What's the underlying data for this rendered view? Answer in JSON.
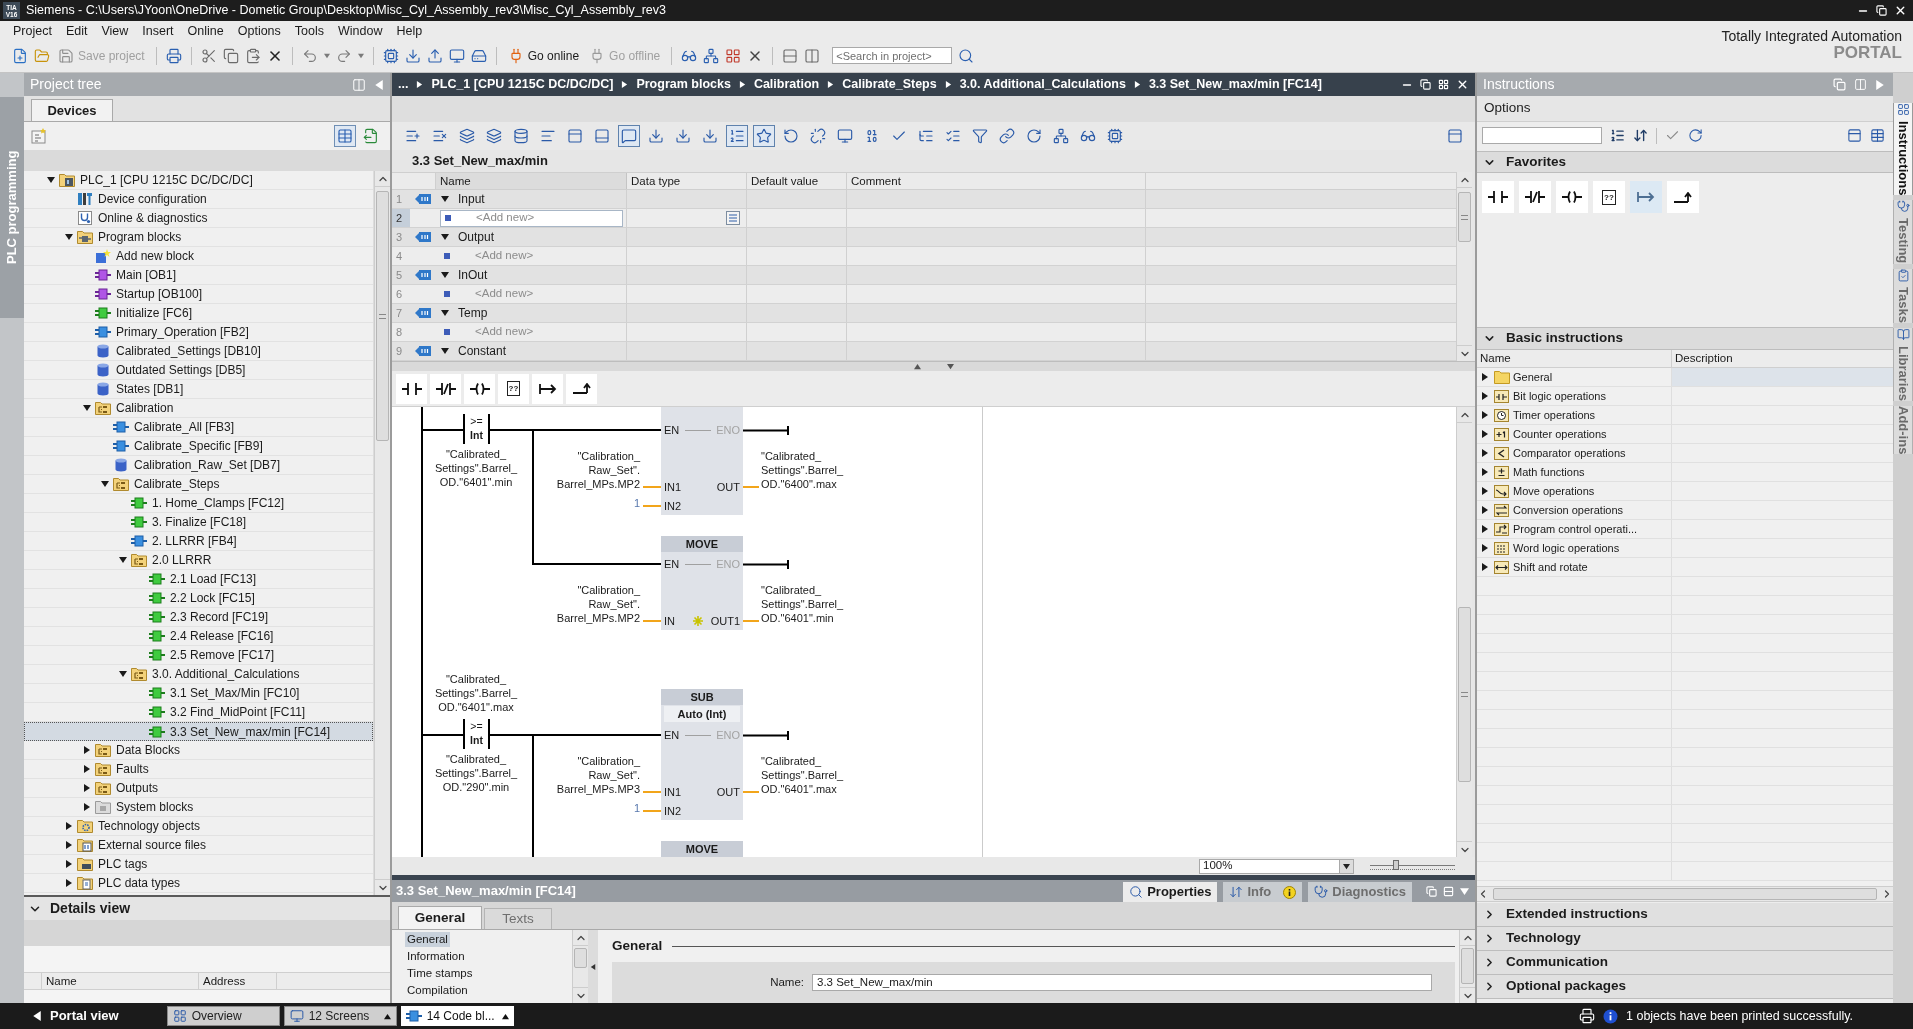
{
  "window": {
    "badge": [
      "TIA",
      "V16"
    ],
    "title": "Siemens - C:\\Users\\JYoon\\OneDrive - Dometic Group\\Desktop\\Misc_Cyl_Assembly_rev3\\Misc_Cyl_Assembly_rev3"
  },
  "menu": [
    "Project",
    "Edit",
    "View",
    "Insert",
    "Online",
    "Options",
    "Tools",
    "Window",
    "Help"
  ],
  "toolbar": {
    "save_project": {
      "label": "Save project",
      "disabled": true
    },
    "go_online": {
      "label": "Go online",
      "disabled": false
    },
    "go_offline": {
      "label": "Go offline",
      "disabled": true
    },
    "search": {
      "placeholder": "<Search in project>"
    }
  },
  "brand": {
    "line1": "Totally Integrated Automation",
    "line2": "PORTAL"
  },
  "side_tab_left": {
    "label": "PLC programming",
    "selected": true
  },
  "project_tree": {
    "title": "Project tree",
    "tabs": [
      {
        "label": "Devices",
        "selected": true
      }
    ],
    "view_buttons": [
      {
        "kind": "list",
        "pressed": true
      },
      {
        "kind": "export",
        "pressed": false
      }
    ],
    "items": [
      {
        "label": "PLC_1 [CPU 1215C DC/DC/DC]",
        "kind": "plc",
        "expanded": true,
        "selected": false,
        "children": [
          {
            "label": "Device configuration",
            "kind": "device",
            "selected": false
          },
          {
            "label": "Online & diagnostics",
            "kind": "diagnostics",
            "selected": false
          },
          {
            "label": "Program blocks",
            "kind": "blocks",
            "expanded": true,
            "selected": false,
            "children": [
              {
                "label": "Add new block",
                "kind": "add",
                "selected": false
              },
              {
                "label": "Main [OB1]",
                "kind": "ob",
                "selected": false
              },
              {
                "label": "Startup [OB100]",
                "kind": "ob",
                "selected": false
              },
              {
                "label": "Initialize [FC6]",
                "kind": "fc",
                "selected": false
              },
              {
                "label": "Primary_Operation [FB2]",
                "kind": "fb",
                "selected": false
              },
              {
                "label": "Calibrated_Settings [DB10]",
                "kind": "db",
                "selected": false
              },
              {
                "label": "Outdated Settings [DB5]",
                "kind": "db",
                "selected": false
              },
              {
                "label": "States [DB1]",
                "kind": "db",
                "selected": false
              },
              {
                "label": "Calibration",
                "kind": "group",
                "expanded": true,
                "selected": false,
                "children": [
                  {
                    "label": "Calibrate_All [FB3]",
                    "kind": "fb",
                    "selected": false
                  },
                  {
                    "label": "Calibrate_Specific [FB9]",
                    "kind": "fb",
                    "selected": false
                  },
                  {
                    "label": "Calibration_Raw_Set [DB7]",
                    "kind": "db",
                    "selected": false
                  },
                  {
                    "label": "Calibrate_Steps",
                    "kind": "group",
                    "expanded": true,
                    "selected": false,
                    "children": [
                      {
                        "label": "1. Home_Clamps [FC12]",
                        "kind": "fc",
                        "selected": false
                      },
                      {
                        "label": "3. Finalize [FC18]",
                        "kind": "fc",
                        "selected": false
                      },
                      {
                        "label": "2. LLRRR [FB4]",
                        "kind": "fb",
                        "selected": false
                      },
                      {
                        "label": "2.0 LLRRR",
                        "kind": "group",
                        "expanded": true,
                        "selected": false,
                        "children": [
                          {
                            "label": "2.1 Load [FC13]",
                            "kind": "fc",
                            "selected": false
                          },
                          {
                            "label": "2.2 Lock [FC15]",
                            "kind": "fc",
                            "selected": false
                          },
                          {
                            "label": "2.3 Record [FC19]",
                            "kind": "fc",
                            "selected": false
                          },
                          {
                            "label": "2.4 Release [FC16]",
                            "kind": "fc",
                            "selected": false
                          },
                          {
                            "label": "2.5 Remove [FC17]",
                            "kind": "fc",
                            "selected": false
                          }
                        ]
                      },
                      {
                        "label": "3.0. Additional_Calculations",
                        "kind": "group",
                        "expanded": true,
                        "selected": false,
                        "children": [
                          {
                            "label": "3.1 Set_Max/Min [FC10]",
                            "kind": "fc",
                            "selected": false
                          },
                          {
                            "label": "3.2 Find_MidPoint [FC11]",
                            "kind": "fc",
                            "selected": false
                          },
                          {
                            "label": "3.3 Set_New_max/min [FC14]",
                            "kind": "fc",
                            "selected": true
                          }
                        ]
                      }
                    ]
                  }
                ]
              },
              {
                "label": "Data Blocks",
                "kind": "group",
                "expanded": false,
                "selected": false
              },
              {
                "label": "Faults",
                "kind": "group",
                "expanded": false,
                "selected": false
              },
              {
                "label": "Outputs",
                "kind": "group",
                "expanded": false,
                "selected": false
              },
              {
                "label": "System blocks",
                "kind": "system",
                "expanded": false,
                "selected": false
              }
            ]
          },
          {
            "label": "Technology objects",
            "kind": "tech",
            "expanded": false,
            "selected": false
          },
          {
            "label": "External source files",
            "kind": "sources",
            "expanded": false,
            "selected": false
          },
          {
            "label": "PLC tags",
            "kind": "tags",
            "expanded": false,
            "selected": false
          },
          {
            "label": "PLC data types",
            "kind": "types",
            "expanded": false,
            "selected": false
          }
        ]
      }
    ]
  },
  "details_view": {
    "title": "Details view",
    "expanded": true,
    "columns": [
      "Name",
      "Address"
    ]
  },
  "editor": {
    "breadcrumb": [
      "...",
      "PLC_1 [CPU 1215C DC/DC/DC]",
      "Program blocks",
      "Calibration",
      "Calibrate_Steps",
      "3.0. Additional_Calculations",
      "3.3 Set_New_max/min [FC14]"
    ],
    "toolbar": [
      {
        "kind": "list-plus",
        "pressed": false
      },
      {
        "kind": "list-x",
        "pressed": false
      },
      {
        "kind": "layers",
        "pressed": false
      },
      {
        "kind": "layers",
        "pressed": false
      },
      {
        "kind": "database",
        "pressed": false
      },
      {
        "kind": "align-left",
        "pressed": false
      },
      {
        "kind": "panel-top",
        "pressed": false
      },
      {
        "kind": "panel-bottom",
        "pressed": false
      },
      {
        "kind": "comment",
        "pressed": true
      },
      {
        "kind": "download",
        "pressed": false
      },
      {
        "kind": "download",
        "pressed": false
      },
      {
        "kind": "download",
        "pressed": false
      },
      {
        "kind": "list-ordered",
        "pressed": true
      },
      {
        "kind": "star",
        "pressed": true
      },
      {
        "kind": "rotate-left",
        "pressed": false
      },
      {
        "kind": "unlink",
        "pressed": false
      },
      {
        "kind": "monitor",
        "pressed": false
      },
      {
        "kind": "binary",
        "pressed": false
      },
      {
        "kind": "check",
        "pressed": false
      },
      {
        "kind": "list-tree",
        "pressed": false
      },
      {
        "kind": "list-checks",
        "pressed": false
      },
      {
        "kind": "filter",
        "pressed": false
      },
      {
        "kind": "link",
        "pressed": false
      },
      {
        "kind": "rotate-right",
        "pressed": false
      },
      {
        "kind": "network",
        "pressed": false
      },
      {
        "kind": "glasses",
        "pressed": false
      },
      {
        "kind": "chip",
        "pressed": false
      }
    ],
    "block_title": "3.3 Set_New_max/min",
    "interface": {
      "columns": [
        "Name",
        "Data type",
        "Default value",
        "Comment"
      ],
      "rows": [
        {
          "number": "1",
          "kind": "section",
          "name": "Input",
          "expanded": true,
          "selected": false
        },
        {
          "number": "2",
          "kind": "add",
          "name": "<Add new>",
          "selected": true
        },
        {
          "number": "3",
          "kind": "section",
          "name": "Output",
          "expanded": true,
          "selected": false
        },
        {
          "number": "4",
          "kind": "add",
          "name": "<Add new>",
          "selected": false
        },
        {
          "number": "5",
          "kind": "section",
          "name": "InOut",
          "expanded": true,
          "selected": false
        },
        {
          "number": "6",
          "kind": "add",
          "name": "<Add new>",
          "selected": false
        },
        {
          "number": "7",
          "kind": "section",
          "name": "Temp",
          "expanded": true,
          "selected": false
        },
        {
          "number": "8",
          "kind": "add",
          "name": "<Add new>",
          "selected": false
        },
        {
          "number": "9",
          "kind": "section",
          "name": "Constant",
          "expanded": true,
          "selected": false
        }
      ]
    },
    "favorites": [
      {
        "kind": "contact"
      },
      {
        "kind": "negated"
      },
      {
        "kind": "coil"
      },
      {
        "kind": "box",
        "glyph": "??"
      },
      {
        "kind": "branch-open"
      },
      {
        "kind": "branch-close"
      }
    ],
    "networks": [
      {
        "contact": {
          "operator": ">=",
          "type": "Int",
          "operand_below": [
            "\"Calibrated_",
            "Settings\".Barrel_",
            "OD.\"6401\".min"
          ]
        },
        "boxes": [
          {
            "en": "EN",
            "eno": "ENO",
            "inputs": [
              {
                "pin": "IN1",
                "kind": "tag",
                "operand": [
                  "\"Calibration_",
                  "Raw_Set\".",
                  "Barrel_MPs.MP2"
                ]
              },
              {
                "pin": "IN2",
                "kind": "constant",
                "operand": [
                  "1"
                ]
              }
            ],
            "outputs": [
              {
                "pin": "OUT",
                "operand": [
                  "\"Calibrated_",
                  "Settings\".Barrel_",
                  "OD.\"6400\".max"
                ]
              }
            ]
          },
          {
            "title": "MOVE",
            "en": "EN",
            "eno": "ENO",
            "inputs": [
              {
                "pin": "IN",
                "kind": "tag",
                "operand": [
                  "\"Calibration_",
                  "Raw_Set\".",
                  "Barrel_MPs.MP2"
                ]
              }
            ],
            "outputs": [
              {
                "pin": "OUT1",
                "add_pin": true,
                "operand": [
                  "\"Calibrated_",
                  "Settings\".Barrel_",
                  "OD.\"6401\".min"
                ]
              }
            ]
          }
        ]
      },
      {
        "contact": {
          "operand_above": [
            "\"Calibrated_",
            "Settings\".Barrel_",
            "OD.\"6401\".max"
          ],
          "operator": ">=",
          "type": "Int",
          "operand_below": [
            "\"Calibrated_",
            "Settings\".Barrel_",
            "OD.\"290\".min"
          ]
        },
        "boxes": [
          {
            "title": "SUB",
            "subtitle": "Auto (Int)",
            "en": "EN",
            "eno": "ENO",
            "inputs": [
              {
                "pin": "IN1",
                "kind": "tag",
                "operand": [
                  "\"Calibration_",
                  "Raw_Set\".",
                  "Barrel_MPs.MP3"
                ]
              },
              {
                "pin": "IN2",
                "kind": "constant",
                "operand": [
                  "1"
                ]
              }
            ],
            "outputs": [
              {
                "pin": "OUT",
                "operand": [
                  "\"Calibrated_",
                  "Settings\".Barrel_",
                  "OD.\"6401\".max"
                ]
              }
            ]
          },
          {
            "title": "MOVE"
          }
        ]
      }
    ],
    "zoom": {
      "value": "100%",
      "level": 0.3
    }
  },
  "properties": {
    "title": "3.3 Set_New_max/min [FC14]",
    "tabs": [
      {
        "label": "Properties",
        "kind": "properties",
        "selected": true,
        "badge": false
      },
      {
        "label": "Info",
        "kind": "info",
        "selected": false,
        "badge": true
      },
      {
        "label": "Diagnostics",
        "kind": "diagnostics",
        "selected": false,
        "badge": false
      }
    ],
    "subtabs": [
      {
        "label": "General",
        "selected": true
      },
      {
        "label": "Texts",
        "selected": false
      }
    ],
    "nav": [
      {
        "label": "General",
        "selected": true
      },
      {
        "label": "Information",
        "selected": false
      },
      {
        "label": "Time stamps",
        "selected": false
      },
      {
        "label": "Compilation",
        "selected": false
      }
    ],
    "section_title": "General",
    "fields": [
      {
        "label": "Name:",
        "value": "3.3 Set_New_max/min"
      }
    ]
  },
  "instructions": {
    "title": "Instructions",
    "options": "Options",
    "favorites": {
      "label": "Favorites",
      "expanded": true,
      "items": [
        {
          "kind": "contact",
          "highlighted": false
        },
        {
          "kind": "negated",
          "highlighted": false
        },
        {
          "kind": "coil",
          "highlighted": false
        },
        {
          "kind": "box",
          "glyph": "??",
          "highlighted": false
        },
        {
          "kind": "branch-open",
          "highlighted": true
        },
        {
          "kind": "branch-close",
          "highlighted": false
        }
      ]
    },
    "basic": {
      "label": "Basic instructions",
      "expanded": true,
      "columns": [
        "Name",
        "Description"
      ],
      "items": [
        {
          "label": "General",
          "kind": "folder",
          "expanded": false,
          "selected": true
        },
        {
          "label": "Bit logic operations",
          "kind": "bit",
          "expanded": false,
          "selected": false
        },
        {
          "label": "Timer operations",
          "kind": "timer",
          "expanded": false,
          "selected": false
        },
        {
          "label": "Counter operations",
          "kind": "counter",
          "expanded": false,
          "selected": false
        },
        {
          "label": "Comparator operations",
          "kind": "compare",
          "expanded": false,
          "selected": false
        },
        {
          "label": "Math functions",
          "kind": "math",
          "expanded": false,
          "selected": false
        },
        {
          "label": "Move operations",
          "kind": "move",
          "expanded": false,
          "selected": false
        },
        {
          "label": "Conversion operations",
          "kind": "convert",
          "expanded": false,
          "selected": false
        },
        {
          "label": "Program control operati...",
          "kind": "control",
          "expanded": false,
          "selected": false
        },
        {
          "label": "Word logic operations",
          "kind": "word",
          "expanded": false,
          "selected": false
        },
        {
          "label": "Shift and rotate",
          "kind": "shift",
          "expanded": false,
          "selected": false
        }
      ]
    },
    "more_sections": [
      {
        "label": "Extended instructions",
        "expanded": false
      },
      {
        "label": "Technology",
        "expanded": false
      },
      {
        "label": "Communication",
        "expanded": false
      },
      {
        "label": "Optional packages",
        "expanded": false
      }
    ]
  },
  "side_tabs": [
    {
      "label": "Instructions",
      "selected": true
    },
    {
      "label": "Testing",
      "selected": false
    },
    {
      "label": "Tasks",
      "selected": false
    },
    {
      "label": "Libraries",
      "selected": false
    },
    {
      "label": "Add-ins",
      "selected": false
    }
  ],
  "status_bar": {
    "portal_view": "Portal view",
    "tabs": [
      {
        "label": "Overview",
        "kind": "overview",
        "grouped": false,
        "selected": false
      },
      {
        "label": "12 Screens",
        "kind": "screens",
        "grouped": true,
        "selected": false
      },
      {
        "label": "14 Code bl...",
        "kind": "code",
        "grouped": true,
        "selected": true
      }
    ],
    "message": "1 objects have been printed successfully."
  }
}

++++++++++++++++++++

▶ [WHAT IS BEING ASKED]:
Find the lines with the string "rotate" and reproduce them.

▶ [SOLVED PROBLEM]:
        "kind": "rotate-left",
        "kind": "rotate-right",
          "label": "Shift and rotate",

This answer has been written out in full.